● TASK INSTRUCTIONS
Restate the whole of the material. Keep every word, and drop the pictures.
******
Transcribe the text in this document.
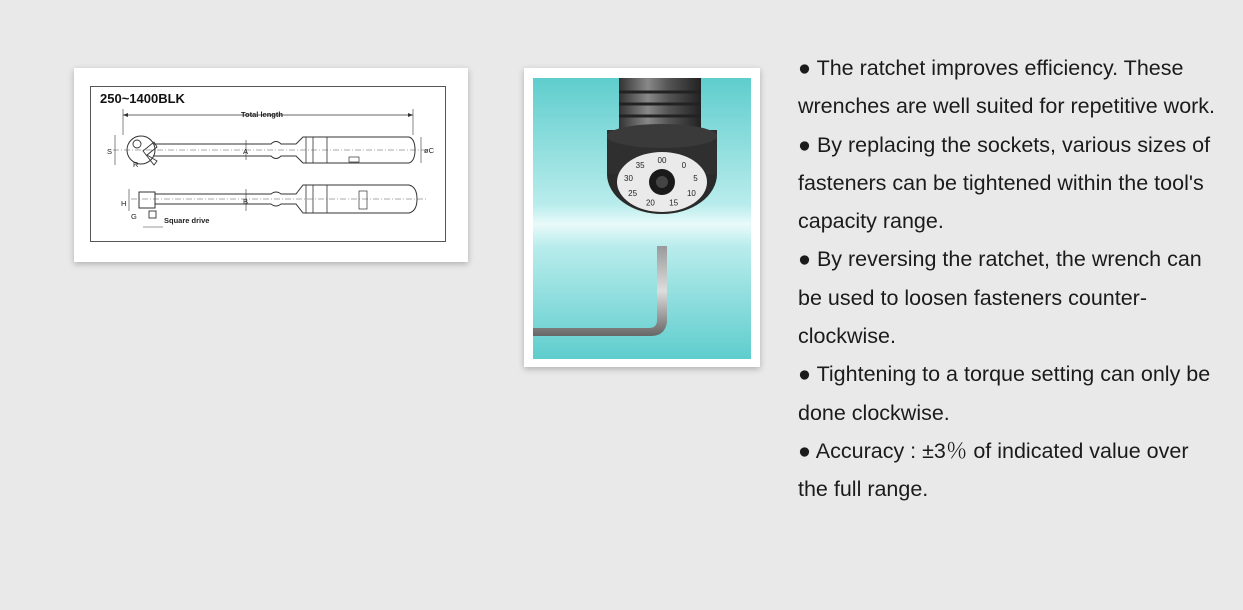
250~1400BLK
Total length
S
R
A	øC
H
G
B
Square drive
00
0
5
10
15
20
25
30
35
● The ratchet improves efficiency. These wrenches are well suited for repetitive work.
● By replacing the sockets, various sizes of fasteners can be tightened within the tool's capacity range.
● By reversing the ratchet, the wrench can be used to loosen fasteners counter-clockwise.
● Tightening to a torque setting can only be done clockwise.
● Accuracy : ±3％ of indicated value over the full range.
******
● WRITTEN SOLUTION
Transcribe the text in this document.
250~1400BLK
Total length
S
R
A	øC
H
G
B
Square drive
00
0
5
10
15
20
25
30
35
● The ratchet improves efficiency. These wrenches are well suited for repetitive work.
● By replacing the sockets, various sizes of fasteners can be tightened within the tool's capacity range.
● By reversing the ratchet, the wrench can be used to loosen fasteners counter-clockwise.
● Tightening to a torque setting can only be done clockwise.
● Accuracy : ±3％ of indicated value over the full range.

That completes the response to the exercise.